■ TASK OBJECTIVE:
The records below are to be quoted in full; please keep every word exact.

■ Data excerpts:
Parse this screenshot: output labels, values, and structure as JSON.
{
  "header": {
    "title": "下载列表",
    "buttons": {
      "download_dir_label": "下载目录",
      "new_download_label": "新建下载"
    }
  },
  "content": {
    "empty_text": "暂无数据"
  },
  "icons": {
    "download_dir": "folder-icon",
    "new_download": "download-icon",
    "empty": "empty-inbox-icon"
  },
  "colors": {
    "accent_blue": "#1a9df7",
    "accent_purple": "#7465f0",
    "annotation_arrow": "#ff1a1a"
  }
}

■ FULL RESPONSE:
Parse this screenshot: output labels, values, and structure as JSON.
{
  "header": {
    "title": "下载列表",
    "buttons": {
      "download_dir_label": "下载目录",
      "new_download_label": "新建下载"
    }
  },
  "content": {
    "empty_text": "暂无数据"
  },
  "icons": {
    "download_dir": "folder-icon",
    "new_download": "download-icon",
    "empty": "empty-inbox-icon"
  },
  "colors": {
    "accent_blue": "#1a9df7",
    "accent_purple": "#7465f0",
    "annotation_arrow": "#ff1a1a"
  }
}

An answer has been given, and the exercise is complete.